[start Record set]
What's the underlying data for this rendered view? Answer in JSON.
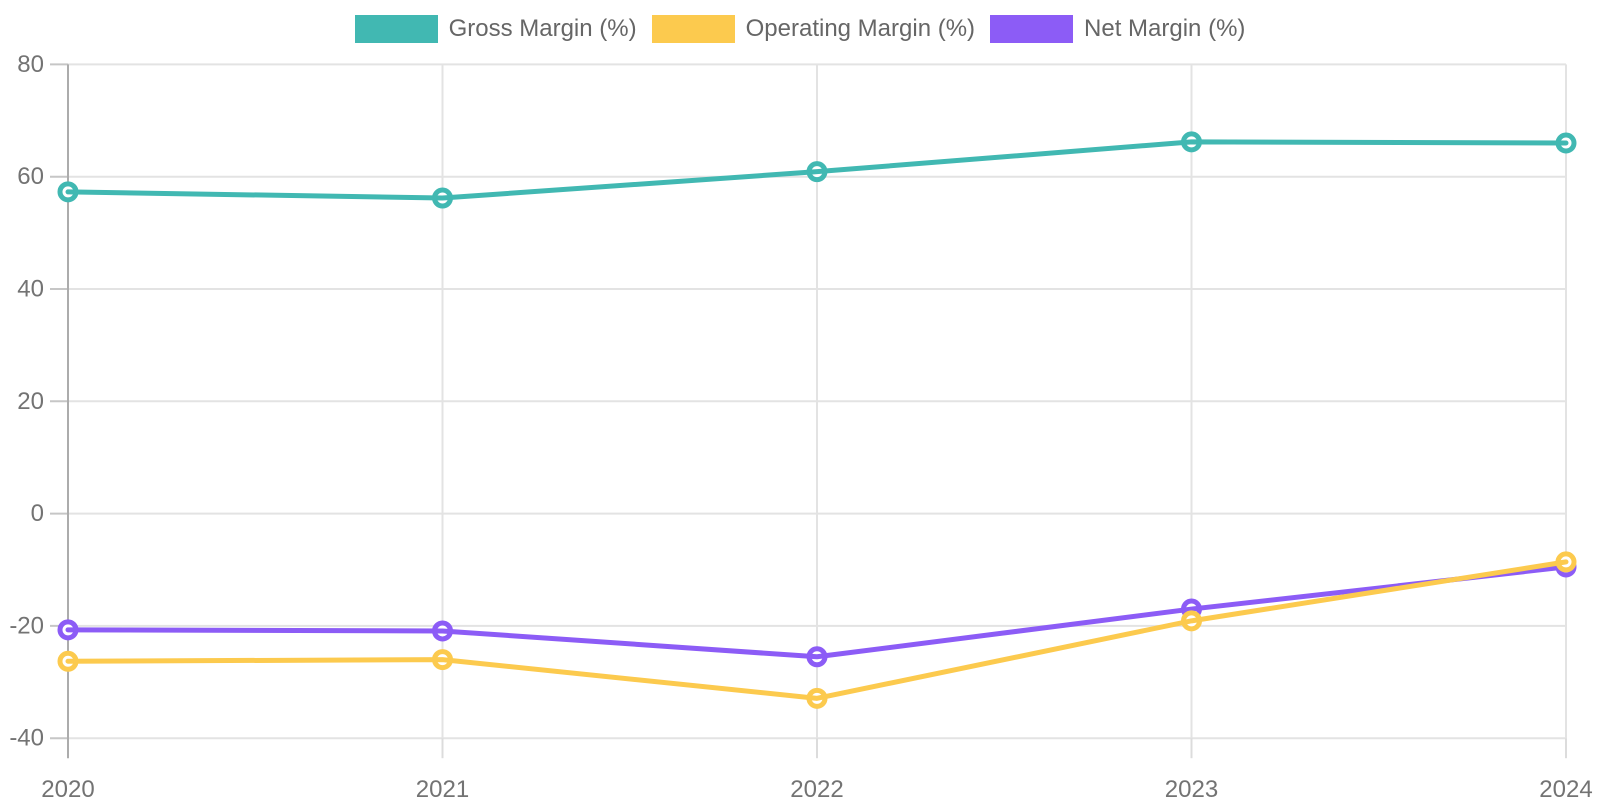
{
  "chart_data": {
    "type": "line",
    "title": "",
    "x": [
      "2020",
      "2021",
      "2022",
      "2023",
      "2024"
    ],
    "series": [
      {
        "name": "Gross Margin (%)",
        "color": "#41B8B2",
        "values": [
          57.3,
          56.2,
          60.9,
          66.2,
          66.0
        ]
      },
      {
        "name": "Operating Margin (%)",
        "color": "#FCCA4E",
        "values": [
          -26.3,
          -26.0,
          -32.9,
          -19.1,
          -8.6
        ]
      },
      {
        "name": "Net Margin (%)",
        "color": "#8C5CF6",
        "values": [
          -20.7,
          -20.9,
          -25.5,
          -17.0,
          -9.5
        ]
      }
    ],
    "ylim": [
      -40,
      80
    ],
    "yticks": [
      80,
      60,
      40,
      20,
      0,
      -20,
      -40
    ],
    "grid": true,
    "legend_position": "top",
    "point_fill": "#FFFFFF"
  }
}
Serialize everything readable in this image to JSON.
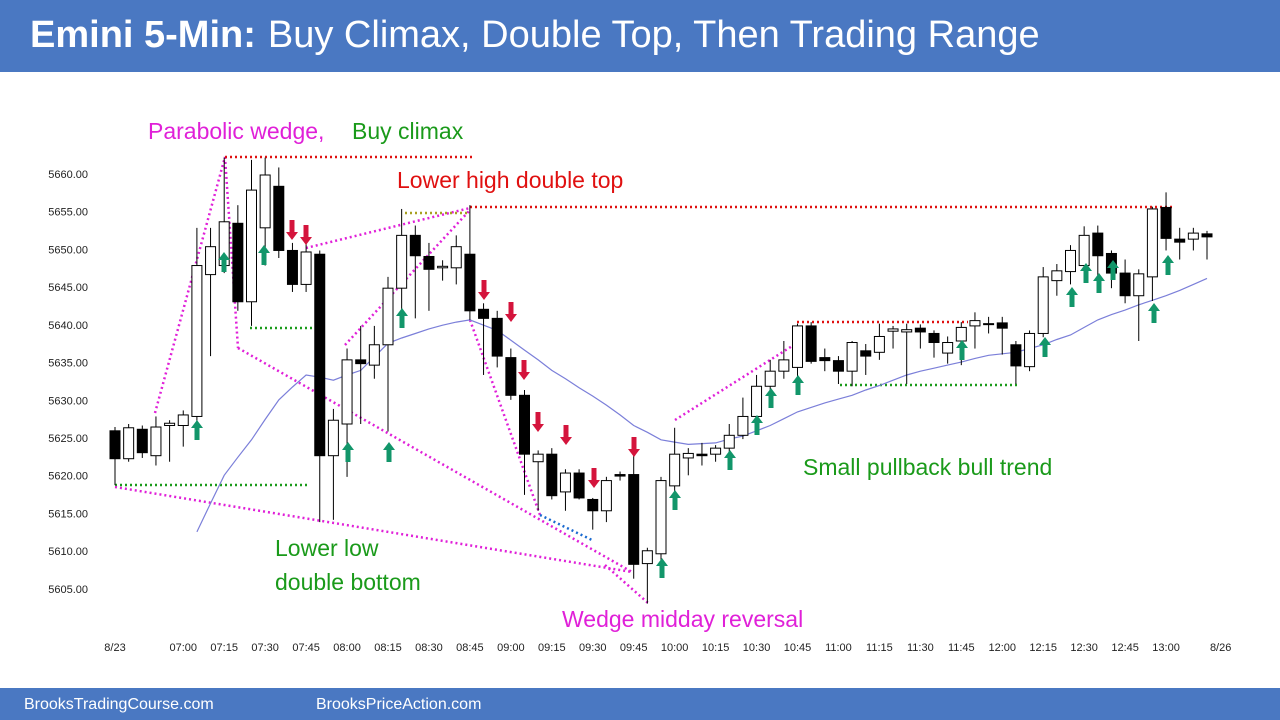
[end Record set]
§ Do this
Return each line of the data, keeping its wording exact and omitting pictures.

§ Exercise answer
What's the underlying data for this rendered view? Answer in JSON.
{
  "chart_data": {
    "type": "line",
    "title": "",
    "x": [
      "2020",
      "2021",
      "2022",
      "2023",
      "2024"
    ],
    "series": [
      {
        "name": "Gross Margin (%)",
        "color": "#41B8B2",
        "values": [
          57.3,
          56.2,
          60.9,
          66.2,
          66.0
        ]
      },
      {
        "name": "Operating Margin (%)",
        "color": "#FCCA4E",
        "values": [
          -26.3,
          -26.0,
          -32.9,
          -19.1,
          -8.6
        ]
      },
      {
        "name": "Net Margin (%)",
        "color": "#8C5CF6",
        "values": [
          -20.7,
          -20.9,
          -25.5,
          -17.0,
          -9.5
        ]
      }
    ],
    "ylim": [
      -40,
      80
    ],
    "yticks": [
      80,
      60,
      40,
      20,
      0,
      -20,
      -40
    ],
    "grid": true,
    "legend_position": "top",
    "point_fill": "#FFFFFF"
  }
}
Serialize everything readable in this image to JSON.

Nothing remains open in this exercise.